● **RECORD EXCERPTS**
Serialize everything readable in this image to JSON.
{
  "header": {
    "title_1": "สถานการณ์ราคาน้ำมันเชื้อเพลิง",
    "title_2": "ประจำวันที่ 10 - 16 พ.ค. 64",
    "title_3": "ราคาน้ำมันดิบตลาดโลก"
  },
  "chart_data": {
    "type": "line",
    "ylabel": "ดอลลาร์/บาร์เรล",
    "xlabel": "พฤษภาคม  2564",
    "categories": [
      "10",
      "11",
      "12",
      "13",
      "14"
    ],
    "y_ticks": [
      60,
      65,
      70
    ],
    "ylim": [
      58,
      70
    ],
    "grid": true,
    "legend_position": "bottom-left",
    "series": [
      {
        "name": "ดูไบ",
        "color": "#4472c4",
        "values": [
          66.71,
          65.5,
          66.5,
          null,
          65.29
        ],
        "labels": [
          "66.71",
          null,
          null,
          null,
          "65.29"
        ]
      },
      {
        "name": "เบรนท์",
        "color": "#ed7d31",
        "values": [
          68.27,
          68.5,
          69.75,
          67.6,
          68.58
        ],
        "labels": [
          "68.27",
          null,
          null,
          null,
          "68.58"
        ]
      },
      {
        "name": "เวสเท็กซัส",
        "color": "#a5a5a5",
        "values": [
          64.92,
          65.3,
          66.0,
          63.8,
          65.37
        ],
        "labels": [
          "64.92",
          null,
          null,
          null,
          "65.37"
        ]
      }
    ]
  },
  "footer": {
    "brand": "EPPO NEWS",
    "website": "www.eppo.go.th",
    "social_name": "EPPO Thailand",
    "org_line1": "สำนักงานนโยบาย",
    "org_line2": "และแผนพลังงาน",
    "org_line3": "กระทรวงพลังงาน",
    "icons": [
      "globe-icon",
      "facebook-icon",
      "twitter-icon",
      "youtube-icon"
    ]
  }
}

● **EXERCISE REQUIREMENTS**
Give the complete listing a second time, exactly as it reads.

● **RESULT**
Serialize everything readable in this image to JSON.
{
  "header": {
    "title_1": "สถานการณ์ราคาน้ำมันเชื้อเพลิง",
    "title_2": "ประจำวันที่ 10 - 16 พ.ค. 64",
    "title_3": "ราคาน้ำมันดิบตลาดโลก"
  },
  "chart_data": {
    "type": "line",
    "ylabel": "ดอลลาร์/บาร์เรล",
    "xlabel": "พฤษภาคม  2564",
    "categories": [
      "10",
      "11",
      "12",
      "13",
      "14"
    ],
    "y_ticks": [
      60,
      65,
      70
    ],
    "ylim": [
      58,
      70
    ],
    "grid": true,
    "legend_position": "bottom-left",
    "series": [
      {
        "name": "ดูไบ",
        "color": "#4472c4",
        "values": [
          66.71,
          65.5,
          66.5,
          null,
          65.29
        ],
        "labels": [
          "66.71",
          null,
          null,
          null,
          "65.29"
        ]
      },
      {
        "name": "เบรนท์",
        "color": "#ed7d31",
        "values": [
          68.27,
          68.5,
          69.75,
          67.6,
          68.58
        ],
        "labels": [
          "68.27",
          null,
          null,
          null,
          "68.58"
        ]
      },
      {
        "name": "เวสเท็กซัส",
        "color": "#a5a5a5",
        "values": [
          64.92,
          65.3,
          66.0,
          63.8,
          65.37
        ],
        "labels": [
          "64.92",
          null,
          null,
          null,
          "65.37"
        ]
      }
    ]
  },
  "footer": {
    "brand": "EPPO NEWS",
    "website": "www.eppo.go.th",
    "social_name": "EPPO Thailand",
    "org_line1": "สำนักงานนโยบาย",
    "org_line2": "และแผนพลังงาน",
    "org_line3": "กระทรวงพลังงาน",
    "icons": [
      "globe-icon",
      "facebook-icon",
      "twitter-icon",
      "youtube-icon"
    ]
  }
}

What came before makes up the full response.